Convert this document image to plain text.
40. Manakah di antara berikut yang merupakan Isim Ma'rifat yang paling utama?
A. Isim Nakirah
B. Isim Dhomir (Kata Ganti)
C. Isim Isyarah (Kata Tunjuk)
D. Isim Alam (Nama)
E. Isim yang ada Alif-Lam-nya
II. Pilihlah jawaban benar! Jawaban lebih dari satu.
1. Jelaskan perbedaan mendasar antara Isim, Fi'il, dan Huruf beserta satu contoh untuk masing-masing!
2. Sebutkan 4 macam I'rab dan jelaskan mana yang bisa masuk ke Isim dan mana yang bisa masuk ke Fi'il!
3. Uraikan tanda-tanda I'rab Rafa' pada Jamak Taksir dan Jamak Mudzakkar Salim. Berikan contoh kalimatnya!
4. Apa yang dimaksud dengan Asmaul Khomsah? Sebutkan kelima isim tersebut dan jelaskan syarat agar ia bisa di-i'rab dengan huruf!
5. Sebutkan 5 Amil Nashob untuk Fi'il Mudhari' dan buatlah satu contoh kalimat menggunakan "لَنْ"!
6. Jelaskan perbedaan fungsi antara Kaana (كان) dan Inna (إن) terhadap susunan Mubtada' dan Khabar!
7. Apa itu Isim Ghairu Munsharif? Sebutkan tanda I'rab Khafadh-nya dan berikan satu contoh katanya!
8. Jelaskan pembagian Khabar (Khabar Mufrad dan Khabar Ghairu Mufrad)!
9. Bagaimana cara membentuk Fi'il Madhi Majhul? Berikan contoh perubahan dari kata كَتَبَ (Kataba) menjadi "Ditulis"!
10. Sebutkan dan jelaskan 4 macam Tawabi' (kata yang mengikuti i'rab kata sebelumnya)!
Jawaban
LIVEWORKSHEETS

::::::::::

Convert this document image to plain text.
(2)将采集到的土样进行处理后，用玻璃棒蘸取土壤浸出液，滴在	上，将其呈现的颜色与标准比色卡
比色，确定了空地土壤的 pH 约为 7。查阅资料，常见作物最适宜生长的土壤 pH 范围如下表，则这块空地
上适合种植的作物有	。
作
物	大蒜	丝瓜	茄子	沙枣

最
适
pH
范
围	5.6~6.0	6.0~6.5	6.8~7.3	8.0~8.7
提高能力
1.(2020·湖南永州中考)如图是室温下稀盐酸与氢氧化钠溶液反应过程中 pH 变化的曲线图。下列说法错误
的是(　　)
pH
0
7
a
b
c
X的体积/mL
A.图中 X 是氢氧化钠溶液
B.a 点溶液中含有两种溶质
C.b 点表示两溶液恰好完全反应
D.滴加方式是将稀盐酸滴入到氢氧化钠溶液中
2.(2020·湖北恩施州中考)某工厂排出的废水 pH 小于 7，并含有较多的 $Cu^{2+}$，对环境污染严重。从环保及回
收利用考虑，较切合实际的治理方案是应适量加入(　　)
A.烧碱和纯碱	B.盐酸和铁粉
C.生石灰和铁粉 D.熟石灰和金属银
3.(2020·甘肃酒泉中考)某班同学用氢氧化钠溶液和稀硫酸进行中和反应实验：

::::::::::

__WORK REQUIRED__
From the data above, count the lines where "Sebutkan" occurs and give that figure and nothing else.

__FULL ANSWER__
5